[Stored records]
--- START ---

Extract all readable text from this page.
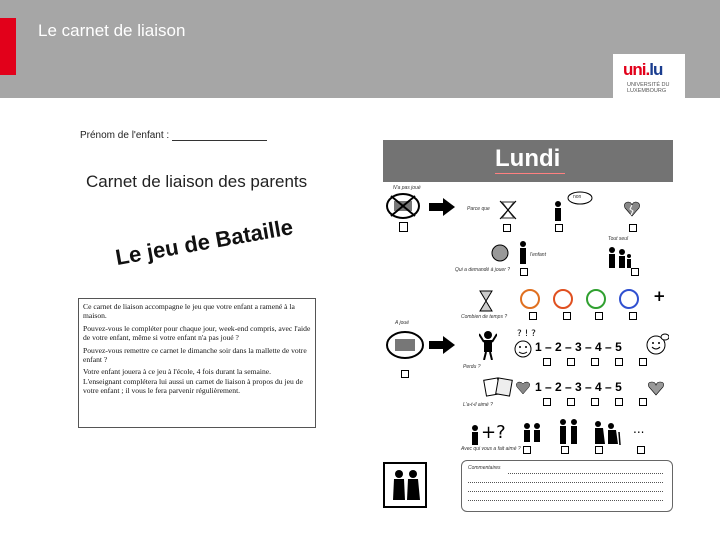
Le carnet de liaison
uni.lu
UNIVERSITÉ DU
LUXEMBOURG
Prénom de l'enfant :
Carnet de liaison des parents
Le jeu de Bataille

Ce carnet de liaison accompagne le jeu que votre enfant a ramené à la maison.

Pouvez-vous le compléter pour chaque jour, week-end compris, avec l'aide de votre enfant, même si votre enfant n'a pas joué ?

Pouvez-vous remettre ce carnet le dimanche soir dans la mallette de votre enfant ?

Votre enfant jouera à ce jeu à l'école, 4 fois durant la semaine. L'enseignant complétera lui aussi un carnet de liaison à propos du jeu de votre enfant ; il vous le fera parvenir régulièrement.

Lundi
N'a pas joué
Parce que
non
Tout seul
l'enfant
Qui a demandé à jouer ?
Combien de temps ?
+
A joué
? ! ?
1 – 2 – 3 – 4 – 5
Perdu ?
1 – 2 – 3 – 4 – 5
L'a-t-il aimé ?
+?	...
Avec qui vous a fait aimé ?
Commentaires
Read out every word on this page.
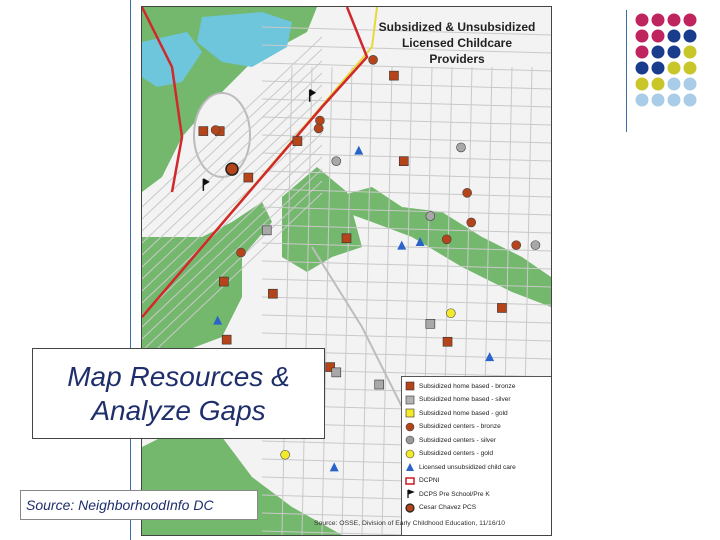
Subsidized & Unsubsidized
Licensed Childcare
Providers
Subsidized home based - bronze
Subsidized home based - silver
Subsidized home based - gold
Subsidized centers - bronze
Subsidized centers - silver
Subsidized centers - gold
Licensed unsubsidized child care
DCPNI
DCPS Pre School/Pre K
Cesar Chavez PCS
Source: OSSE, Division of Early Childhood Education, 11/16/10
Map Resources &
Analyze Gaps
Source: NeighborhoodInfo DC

--- END ---

■ THE REQUEST: Leaving aside the images, write out the entries above word for word.

■ RESULT:
Extract all readable text from this page.
Le carnet de liaison
uni.lu
UNIVERSITÉ DU
LUXEMBOURG
Prénom de l'enfant :
Carnet de liaison des parents
Le jeu de Bataille

Ce carnet de liaison accompagne le jeu que votre enfant a ramené à la maison.

Pouvez-vous le compléter pour chaque jour, week-end compris, avec l'aide de votre enfant, même si votre enfant n'a pas joué ?

Pouvez-vous remettre ce carnet le dimanche soir dans la mallette de votre enfant ?

Votre enfant jouera à ce jeu à l'école, 4 fois durant la semaine. L'enseignant complétera lui aussi un carnet de liaison à propos du jeu de votre enfant ; il vous le fera parvenir régulièrement.

Lundi
N'a pas joué
Parce que
non
Tout seul
l'enfant
Qui a demandé à jouer ?
Combien de temps ?
+
A joué
? ! ?
1 – 2 – 3 – 4 – 5
Perdu ?
1 – 2 – 3 – 4 – 5
L'a-t-il aimé ?
+?	...
Avec qui vous a fait aimé ?
Commentaires
Read out every word on this page.
Subsidized & Unsubsidized
Licensed Childcare
Providers
Subsidized home based - bronze
Subsidized home based - silver
Subsidized home based - gold
Subsidized centers - bronze
Subsidized centers - silver
Subsidized centers - gold
Licensed unsubsidized child care
DCPNI
DCPS Pre School/Pre K
Cesar Chavez PCS
Source: OSSE, Division of Early Childhood Education, 11/16/10
Map Resources &
Analyze Gaps
Source: NeighborhoodInfo DC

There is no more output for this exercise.